AIM: Pull every line holding the string "data" from the records below.

===============

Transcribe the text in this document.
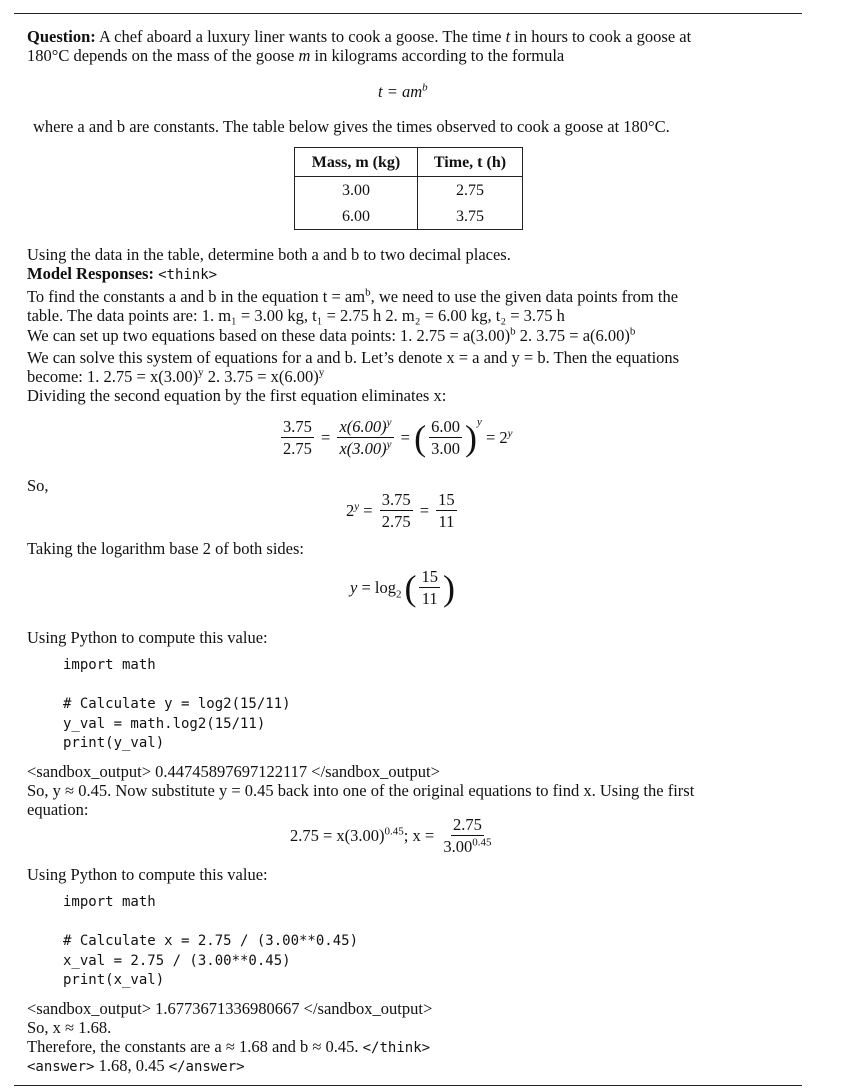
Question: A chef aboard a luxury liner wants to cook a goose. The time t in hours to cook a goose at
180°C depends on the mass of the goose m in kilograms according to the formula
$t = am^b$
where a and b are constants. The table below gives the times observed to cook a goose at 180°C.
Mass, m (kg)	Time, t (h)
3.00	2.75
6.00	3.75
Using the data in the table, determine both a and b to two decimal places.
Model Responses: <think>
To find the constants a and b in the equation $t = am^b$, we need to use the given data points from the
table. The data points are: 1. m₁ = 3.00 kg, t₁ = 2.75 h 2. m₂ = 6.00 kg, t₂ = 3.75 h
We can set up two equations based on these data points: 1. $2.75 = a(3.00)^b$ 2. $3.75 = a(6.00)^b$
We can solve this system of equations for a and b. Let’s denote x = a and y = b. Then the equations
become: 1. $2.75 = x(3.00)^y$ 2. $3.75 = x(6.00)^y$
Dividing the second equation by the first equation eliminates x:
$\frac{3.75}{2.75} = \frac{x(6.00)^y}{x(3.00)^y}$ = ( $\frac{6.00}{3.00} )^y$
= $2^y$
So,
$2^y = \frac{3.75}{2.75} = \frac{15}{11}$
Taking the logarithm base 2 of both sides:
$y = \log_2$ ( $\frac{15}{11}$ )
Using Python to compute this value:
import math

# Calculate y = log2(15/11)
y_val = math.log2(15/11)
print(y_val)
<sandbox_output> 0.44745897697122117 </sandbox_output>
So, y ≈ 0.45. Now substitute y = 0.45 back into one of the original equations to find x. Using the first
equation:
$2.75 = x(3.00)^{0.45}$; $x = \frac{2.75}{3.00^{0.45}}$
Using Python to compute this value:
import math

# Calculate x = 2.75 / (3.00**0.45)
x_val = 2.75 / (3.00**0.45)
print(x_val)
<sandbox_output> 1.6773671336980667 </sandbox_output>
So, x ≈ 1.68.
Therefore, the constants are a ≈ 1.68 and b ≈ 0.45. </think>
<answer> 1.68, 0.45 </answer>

===============

OUTPUT FOR THIS TASK:
Using the data in the table, determine both a and b to two decimal places.
To find the constants a and b in the equation $t = am^b$, we need to use the given data points from the
table. The data points are: 1. m₁ = 3.00 kg, t₁ = 2.75 h 2. m₂ = 6.00 kg, t₂ = 3.75 h
We can set up two equations based on these data points: 1. $2.75 = a(3.00)^b$ 2. $3.75 = a(6.00)^b$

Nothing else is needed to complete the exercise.